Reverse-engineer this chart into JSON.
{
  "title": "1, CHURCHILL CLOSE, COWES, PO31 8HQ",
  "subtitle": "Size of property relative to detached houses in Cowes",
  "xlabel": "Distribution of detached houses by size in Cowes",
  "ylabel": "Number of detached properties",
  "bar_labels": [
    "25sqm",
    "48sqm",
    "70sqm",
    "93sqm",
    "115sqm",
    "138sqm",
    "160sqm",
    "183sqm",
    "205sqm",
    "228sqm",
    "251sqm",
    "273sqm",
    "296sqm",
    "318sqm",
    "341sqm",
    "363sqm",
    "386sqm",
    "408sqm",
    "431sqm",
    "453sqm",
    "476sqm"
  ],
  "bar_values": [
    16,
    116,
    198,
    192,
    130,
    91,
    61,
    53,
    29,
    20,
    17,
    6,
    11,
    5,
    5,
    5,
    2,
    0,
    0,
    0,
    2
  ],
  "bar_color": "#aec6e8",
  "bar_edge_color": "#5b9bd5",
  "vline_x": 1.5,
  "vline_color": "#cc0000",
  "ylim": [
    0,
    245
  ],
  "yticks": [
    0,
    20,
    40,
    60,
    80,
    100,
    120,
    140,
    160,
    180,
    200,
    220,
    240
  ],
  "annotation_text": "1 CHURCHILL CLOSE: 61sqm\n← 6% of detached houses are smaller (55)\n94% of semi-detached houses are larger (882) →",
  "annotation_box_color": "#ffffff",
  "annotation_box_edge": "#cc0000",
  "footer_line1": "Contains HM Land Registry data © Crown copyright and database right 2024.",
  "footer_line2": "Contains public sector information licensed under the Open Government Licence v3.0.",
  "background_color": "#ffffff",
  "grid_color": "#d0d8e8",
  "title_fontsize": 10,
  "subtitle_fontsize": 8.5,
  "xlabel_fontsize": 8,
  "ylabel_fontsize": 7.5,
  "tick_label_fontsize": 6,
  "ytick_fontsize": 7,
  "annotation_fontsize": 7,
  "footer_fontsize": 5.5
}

● **What you should do**
Go through the records above and copy every line with the word "Contains".

● **Response**
  "footer_line1": "Contains HM Land Registry data © Crown copyright and database right 2024.",
  "footer_line2": "Contains public sector information licensed under the Open Government Licence v3.0.",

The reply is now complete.